* PROBLEM *
Each entry below should be echoed exactly, with pictures omitted.

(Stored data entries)
_ _ _ _ _

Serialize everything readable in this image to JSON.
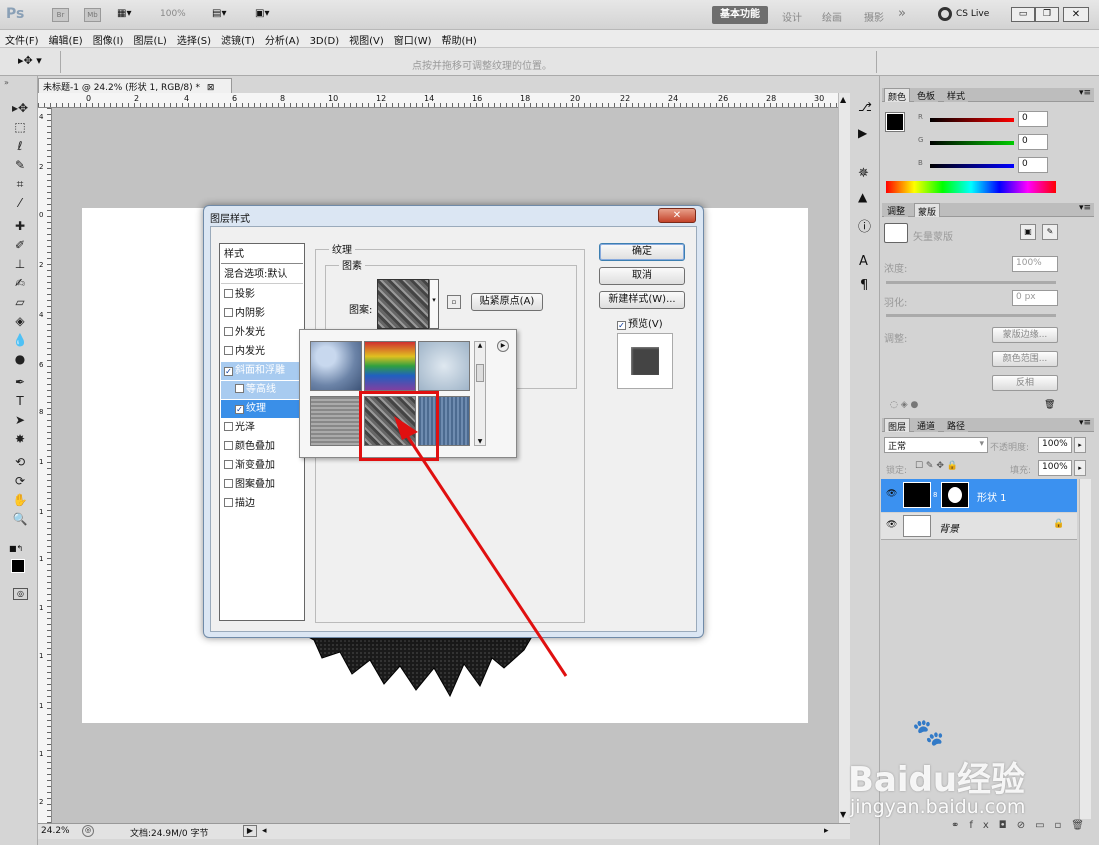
{
  "app": {
    "logo": "Ps",
    "workspace_active": "基本功能",
    "workspaces": [
      "设计",
      "绘画",
      "摄影"
    ],
    "more": "»",
    "cslive": "CS Live",
    "zoom_display": "100%"
  },
  "menu": [
    "文件(F)",
    "编辑(E)",
    "图像(I)",
    "图层(L)",
    "选择(S)",
    "滤镜(T)",
    "分析(A)",
    "3D(D)",
    "视图(V)",
    "窗口(W)",
    "帮助(H)"
  ],
  "options": {
    "hint": "点按并拖移可调整纹理的位置。"
  },
  "document": {
    "tab_title": "未标题-1 @ 24.2% (形状 1, RGB/8) *",
    "close": "⊠",
    "ruler_top": [
      "0",
      "2",
      "4",
      "6",
      "8",
      "10",
      "12",
      "14",
      "16",
      "18",
      "20",
      "22",
      "24",
      "26",
      "28",
      "30"
    ],
    "ruler_left": [
      "4",
      "2",
      "0",
      "2",
      "4",
      "6",
      "8",
      "1",
      "1",
      "1",
      "1",
      "1",
      "1",
      "1",
      "2",
      "2",
      "2"
    ]
  },
  "status": {
    "zoom": "24.2%",
    "doc": "文档:24.9M/0 字节"
  },
  "dialog": {
    "title": "图层样式",
    "style_header": "样式",
    "blend": "混合选项:默认",
    "styles": [
      {
        "label": "投影",
        "checked": false
      },
      {
        "label": "内阴影",
        "checked": false
      },
      {
        "label": "外发光",
        "checked": false
      },
      {
        "label": "内发光",
        "checked": false
      },
      {
        "label": "斜面和浮雕",
        "checked": true,
        "active": true
      },
      {
        "label": "等高线",
        "checked": false,
        "sub": true,
        "active": true
      },
      {
        "label": "纹理",
        "checked": true,
        "sub": true,
        "selected": true
      },
      {
        "label": "光泽",
        "checked": false
      },
      {
        "label": "颜色叠加",
        "checked": false
      },
      {
        "label": "渐变叠加",
        "checked": false
      },
      {
        "label": "图案叠加",
        "checked": false
      },
      {
        "label": "描边",
        "checked": false
      }
    ],
    "section": "纹理",
    "subsection": "图素",
    "pattern_label": "图案:",
    "snap_button": "贴紧原点(A)",
    "ok": "确定",
    "cancel": "取消",
    "new_style": "新建样式(W)...",
    "preview": "预览(V)",
    "preview_checked": true,
    "close": "✕"
  },
  "panels": {
    "color": {
      "tabs": [
        "颜色",
        "色板",
        "样式"
      ],
      "channels": [
        {
          "label": "R",
          "value": "0"
        },
        {
          "label": "G",
          "value": "0"
        },
        {
          "label": "B",
          "value": "0"
        }
      ]
    },
    "masks": {
      "tabs": [
        "调整",
        "蒙版"
      ],
      "no_mask": "矢量蒙版",
      "density_label": "浓度:",
      "density": "100%",
      "feather_label": "羽化:",
      "feather": "0 px",
      "refine_label": "调整:",
      "buttons": [
        "蒙版边缘...",
        "颜色范围...",
        "反相"
      ]
    },
    "layers": {
      "tabs": [
        "图层",
        "通道",
        "路径"
      ],
      "blend": "正常",
      "opacity_label": "不透明度:",
      "opacity": "100%",
      "lock_label": "锁定:",
      "fill_label": "填充:",
      "fill": "100%",
      "items": [
        {
          "name": "形状 1",
          "selected": true
        },
        {
          "name": "背景",
          "locked": true
        }
      ]
    }
  },
  "watermark": {
    "brand": "Baidu经验",
    "url": "jingyan.baidu.com"
  }
}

_ _ _ _ _

* WRITTEN SOLUTION *
Serialize everything readable in this image to JSON.
{
  "app": {
    "logo": "Ps",
    "workspace_active": "基本功能",
    "workspaces": [
      "设计",
      "绘画",
      "摄影"
    ],
    "more": "»",
    "cslive": "CS Live",
    "zoom_display": "100%"
  },
  "menu": [
    "文件(F)",
    "编辑(E)",
    "图像(I)",
    "图层(L)",
    "选择(S)",
    "滤镜(T)",
    "分析(A)",
    "3D(D)",
    "视图(V)",
    "窗口(W)",
    "帮助(H)"
  ],
  "options": {
    "hint": "点按并拖移可调整纹理的位置。"
  },
  "document": {
    "tab_title": "未标题-1 @ 24.2% (形状 1, RGB/8) *",
    "close": "⊠",
    "ruler_top": [
      "0",
      "2",
      "4",
      "6",
      "8",
      "10",
      "12",
      "14",
      "16",
      "18",
      "20",
      "22",
      "24",
      "26",
      "28",
      "30"
    ],
    "ruler_left": [
      "4",
      "2",
      "0",
      "2",
      "4",
      "6",
      "8",
      "1",
      "1",
      "1",
      "1",
      "1",
      "1",
      "1",
      "2",
      "2",
      "2"
    ]
  },
  "status": {
    "zoom": "24.2%",
    "doc": "文档:24.9M/0 字节"
  },
  "dialog": {
    "title": "图层样式",
    "style_header": "样式",
    "blend": "混合选项:默认",
    "styles": [
      {
        "label": "投影",
        "checked": false
      },
      {
        "label": "内阴影",
        "checked": false
      },
      {
        "label": "外发光",
        "checked": false
      },
      {
        "label": "内发光",
        "checked": false
      },
      {
        "label": "斜面和浮雕",
        "checked": true,
        "active": true
      },
      {
        "label": "等高线",
        "checked": false,
        "sub": true,
        "active": true
      },
      {
        "label": "纹理",
        "checked": true,
        "sub": true,
        "selected": true
      },
      {
        "label": "光泽",
        "checked": false
      },
      {
        "label": "颜色叠加",
        "checked": false
      },
      {
        "label": "渐变叠加",
        "checked": false
      },
      {
        "label": "图案叠加",
        "checked": false
      },
      {
        "label": "描边",
        "checked": false
      }
    ],
    "section": "纹理",
    "subsection": "图素",
    "pattern_label": "图案:",
    "snap_button": "贴紧原点(A)",
    "ok": "确定",
    "cancel": "取消",
    "new_style": "新建样式(W)...",
    "preview": "预览(V)",
    "preview_checked": true,
    "close": "✕"
  },
  "panels": {
    "color": {
      "tabs": [
        "颜色",
        "色板",
        "样式"
      ],
      "channels": [
        {
          "label": "R",
          "value": "0"
        },
        {
          "label": "G",
          "value": "0"
        },
        {
          "label": "B",
          "value": "0"
        }
      ]
    },
    "masks": {
      "tabs": [
        "调整",
        "蒙版"
      ],
      "no_mask": "矢量蒙版",
      "density_label": "浓度:",
      "density": "100%",
      "feather_label": "羽化:",
      "feather": "0 px",
      "refine_label": "调整:",
      "buttons": [
        "蒙版边缘...",
        "颜色范围...",
        "反相"
      ]
    },
    "layers": {
      "tabs": [
        "图层",
        "通道",
        "路径"
      ],
      "blend": "正常",
      "opacity_label": "不透明度:",
      "opacity": "100%",
      "lock_label": "锁定:",
      "fill_label": "填充:",
      "fill": "100%",
      "items": [
        {
          "name": "形状 1",
          "selected": true
        },
        {
          "name": "背景",
          "locked": true
        }
      ]
    }
  },
  "watermark": {
    "brand": "Baidu经验",
    "url": "jingyan.baidu.com"
  }
}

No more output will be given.